------ Material for this task ------

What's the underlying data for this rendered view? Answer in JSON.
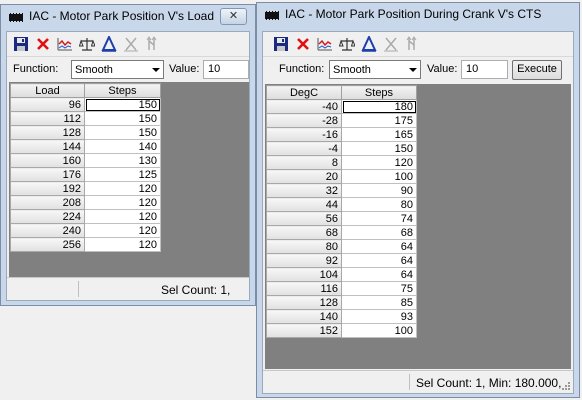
{
  "windows": [
    {
      "title": "IAC - Motor Park Position V's Load",
      "close_label": "✕",
      "function_label": "Function:",
      "function_value": "Smooth",
      "value_label": "Value:",
      "value": "10",
      "columns": [
        "Load",
        "Steps"
      ],
      "rows": [
        [
          "96",
          "150"
        ],
        [
          "112",
          "150"
        ],
        [
          "128",
          "150"
        ],
        [
          "144",
          "140"
        ],
        [
          "160",
          "130"
        ],
        [
          "176",
          "125"
        ],
        [
          "192",
          "120"
        ],
        [
          "208",
          "120"
        ],
        [
          "224",
          "120"
        ],
        [
          "240",
          "120"
        ],
        [
          "256",
          "120"
        ]
      ],
      "status": "Sel Count: 1,"
    },
    {
      "title": "IAC - Motor Park Position During Crank V's CTS",
      "function_label": "Function:",
      "function_value": "Smooth",
      "value_label": "Value:",
      "value": "10",
      "execute_label": "Execute",
      "columns": [
        "DegC",
        "Steps"
      ],
      "rows": [
        [
          "-40",
          "180"
        ],
        [
          "-28",
          "175"
        ],
        [
          "-16",
          "165"
        ],
        [
          "-4",
          "150"
        ],
        [
          "8",
          "120"
        ],
        [
          "20",
          "100"
        ],
        [
          "32",
          "90"
        ],
        [
          "44",
          "80"
        ],
        [
          "56",
          "74"
        ],
        [
          "68",
          "68"
        ],
        [
          "80",
          "64"
        ],
        [
          "92",
          "64"
        ],
        [
          "104",
          "64"
        ],
        [
          "116",
          "75"
        ],
        [
          "128",
          "85"
        ],
        [
          "140",
          "93"
        ],
        [
          "152",
          "100"
        ]
      ],
      "status": "Sel Count: 1, Min: 180.000,"
    }
  ],
  "toolbar_icons": [
    "save-icon",
    "delete-icon",
    "graph-icon",
    "scale-icon",
    "interpolate-icon",
    "clear-icon",
    "tools-icon"
  ],
  "colors": {
    "frame": "#c8d8ea",
    "grid_background": "#808080",
    "delete_red": "#e01010",
    "icon_blue": "#1c3fae"
  }
}
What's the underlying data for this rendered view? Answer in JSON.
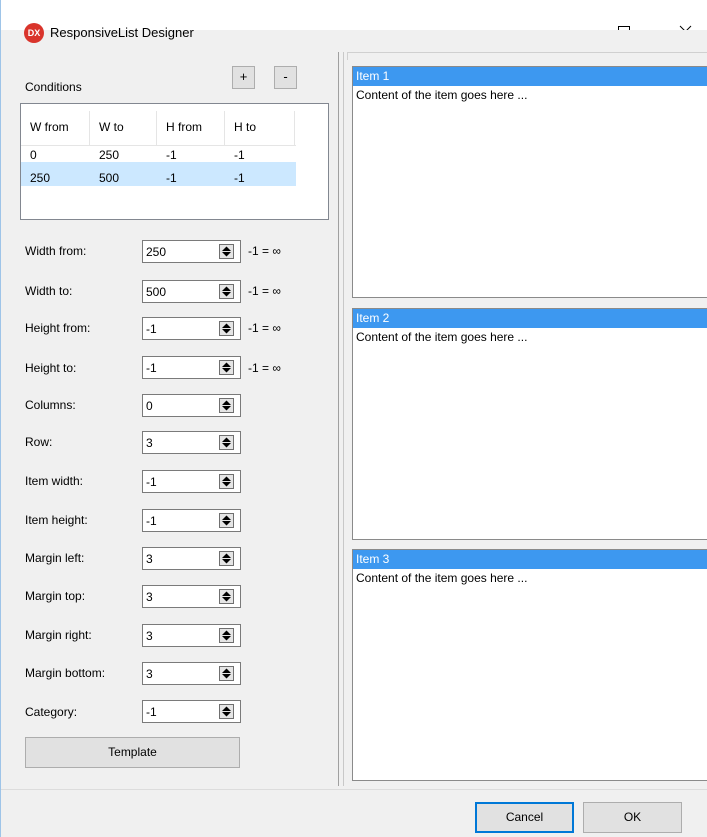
{
  "window": {
    "title": "ResponsiveList Designer",
    "logo_text": "DX",
    "controls": {
      "minimize": "minimize",
      "maximize": "maximize",
      "close": "close"
    }
  },
  "conditions": {
    "label": "Conditions",
    "add_label": "+",
    "remove_label": "-",
    "columns": [
      "W from",
      "W to",
      "H from",
      "H to"
    ],
    "rows": [
      [
        "0",
        "250",
        "-1",
        "-1"
      ],
      [
        "250",
        "500",
        "-1",
        "-1"
      ]
    ],
    "selected_row": 1
  },
  "fields": [
    {
      "label": "Width from:",
      "value": "250",
      "hint": "-1 = ∞"
    },
    {
      "label": "Width to:",
      "value": "500",
      "hint": "-1 = ∞"
    },
    {
      "label": "Height from:",
      "value": "-1",
      "hint": "-1 = ∞"
    },
    {
      "label": "Height to:",
      "value": "-1",
      "hint": "-1 = ∞"
    },
    {
      "label": "Columns:",
      "value": "0"
    },
    {
      "label": "Row:",
      "value": "3"
    },
    {
      "label": "Item width:",
      "value": "-1"
    },
    {
      "label": "Item height:",
      "value": "-1"
    },
    {
      "label": "Margin left:",
      "value": "3"
    },
    {
      "label": "Margin top:",
      "value": "3"
    },
    {
      "label": "Margin right:",
      "value": "3"
    },
    {
      "label": "Margin bottom:",
      "value": "3"
    },
    {
      "label": "Category:",
      "value": "-1"
    }
  ],
  "template_button": "Template",
  "preview": {
    "items": [
      {
        "title": "Item 1",
        "content": "Content of the item goes here ..."
      },
      {
        "title": "Item 2",
        "content": "Content of the item goes here ..."
      },
      {
        "title": "Item 3",
        "content": "Content of the item goes here ..."
      }
    ]
  },
  "footer": {
    "cancel": "Cancel",
    "ok": "OK"
  },
  "colors": {
    "accent": "#3d98f0",
    "selection": "#cce8ff",
    "logo": "#d9342b",
    "default_border": "#0078d7"
  }
}
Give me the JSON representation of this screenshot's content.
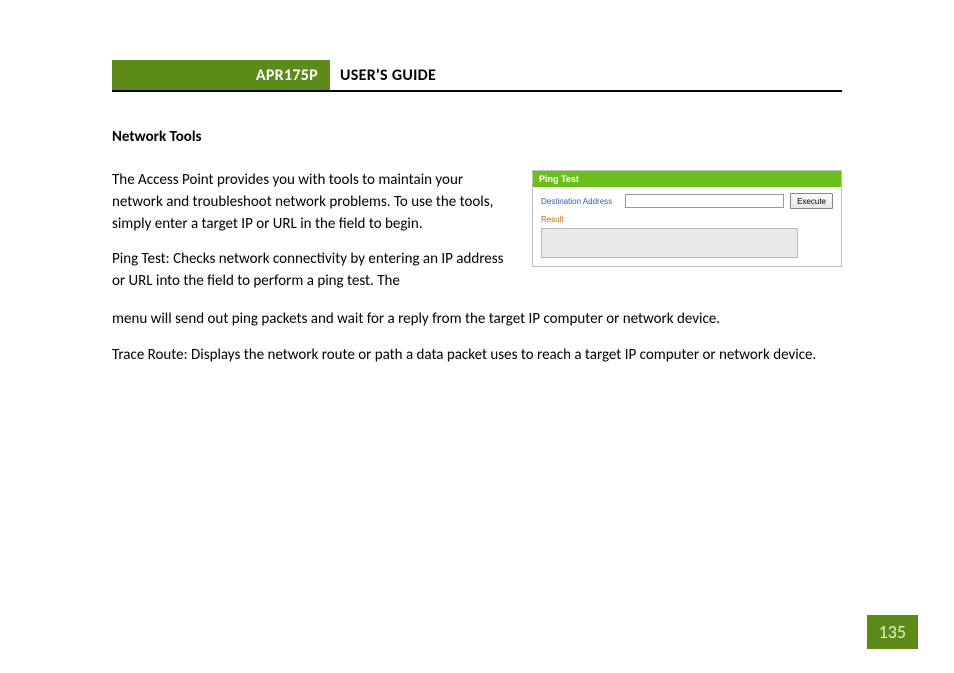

------

◆ Exercise brief ◆
Leave the pictures out, and transcribe each of the records exactly.

◆ Solution ◆
What's the underlying data for this rendered view? Answer in JSON.
{
  "windows": [
    {
      "title": "IAC - Motor Park Position V's Load",
      "close_label": "✕",
      "function_label": "Function:",
      "function_value": "Smooth",
      "value_label": "Value:",
      "value": "10",
      "columns": [
        "Load",
        "Steps"
      ],
      "rows": [
        [
          "96",
          "150"
        ],
        [
          "112",
          "150"
        ],
        [
          "128",
          "150"
        ],
        [
          "144",
          "140"
        ],
        [
          "160",
          "130"
        ],
        [
          "176",
          "125"
        ],
        [
          "192",
          "120"
        ],
        [
          "208",
          "120"
        ],
        [
          "224",
          "120"
        ],
        [
          "240",
          "120"
        ],
        [
          "256",
          "120"
        ]
      ],
      "status": "Sel Count: 1,"
    },
    {
      "title": "IAC - Motor Park Position During Crank V's CTS",
      "function_label": "Function:",
      "function_value": "Smooth",
      "value_label": "Value:",
      "value": "10",
      "execute_label": "Execute",
      "columns": [
        "DegC",
        "Steps"
      ],
      "rows": [
        [
          "-40",
          "180"
        ],
        [
          "-28",
          "175"
        ],
        [
          "-16",
          "165"
        ],
        [
          "-4",
          "150"
        ],
        [
          "8",
          "120"
        ],
        [
          "20",
          "100"
        ],
        [
          "32",
          "90"
        ],
        [
          "44",
          "80"
        ],
        [
          "56",
          "74"
        ],
        [
          "68",
          "68"
        ],
        [
          "80",
          "64"
        ],
        [
          "92",
          "64"
        ],
        [
          "104",
          "64"
        ],
        [
          "116",
          "75"
        ],
        [
          "128",
          "85"
        ],
        [
          "140",
          "93"
        ],
        [
          "152",
          "100"
        ]
      ],
      "status": "Sel Count: 1, Min: 180.000,"
    }
  ],
  "toolbar_icons": [
    "save-icon",
    "delete-icon",
    "graph-icon",
    "scale-icon",
    "interpolate-icon",
    "clear-icon",
    "tools-icon"
  ],
  "colors": {
    "frame": "#c8d8ea",
    "grid_background": "#808080",
    "delete_red": "#e01010",
    "icon_blue": "#1c3fae"
  }
}
What's the underlying data for this rendered view? Answer in JSON.
{
  "window": {
    "title": "ResponsiveList Designer",
    "logo_text": "DX",
    "controls": {
      "minimize": "minimize",
      "maximize": "maximize",
      "close": "close"
    }
  },
  "conditions": {
    "label": "Conditions",
    "add_label": "+",
    "remove_label": "-",
    "columns": [
      "W from",
      "W to",
      "H from",
      "H to"
    ],
    "rows": [
      [
        "0",
        "250",
        "-1",
        "-1"
      ],
      [
        "250",
        "500",
        "-1",
        "-1"
      ]
    ],
    "selected_row": 1
  },
  "fields": [
    {
      "label": "Width from:",
      "value": "250",
      "hint": "-1 = ∞"
    },
    {
      "label": "Width to:",
      "value": "500",
      "hint": "-1 = ∞"
    },
    {
      "label": "Height from:",
      "value": "-1",
      "hint": "-1 = ∞"
    },
    {
      "label": "Height to:",
      "value": "-1",
      "hint": "-1 = ∞"
    },
    {
      "label": "Columns:",
      "value": "0"
    },
    {
      "label": "Row:",
      "value": "3"
    },
    {
      "label": "Item width:",
      "value": "-1"
    },
    {
      "label": "Item height:",
      "value": "-1"
    },
    {
      "label": "Margin left:",
      "value": "3"
    },
    {
      "label": "Margin top:",
      "value": "3"
    },
    {
      "label": "Margin right:",
      "value": "3"
    },
    {
      "label": "Margin bottom:",
      "value": "3"
    },
    {
      "label": "Category:",
      "value": "-1"
    }
  ],
  "template_button": "Template",
  "preview": {
    "items": [
      {
        "title": "Item 1",
        "content": "Content of the item goes here ..."
      },
      {
        "title": "Item 2",
        "content": "Content of the item goes here ..."
      },
      {
        "title": "Item 3",
        "content": "Content of the item goes here ..."
      }
    ]
  },
  "footer": {
    "cancel": "Cancel",
    "ok": "OK"
  },
  "colors": {
    "accent": "#3d98f0",
    "selection": "#cce8ff",
    "logo": "#d9342b",
    "default_border": "#0078d7"
  }
}
Give me the JSON representation of this screenshot's content.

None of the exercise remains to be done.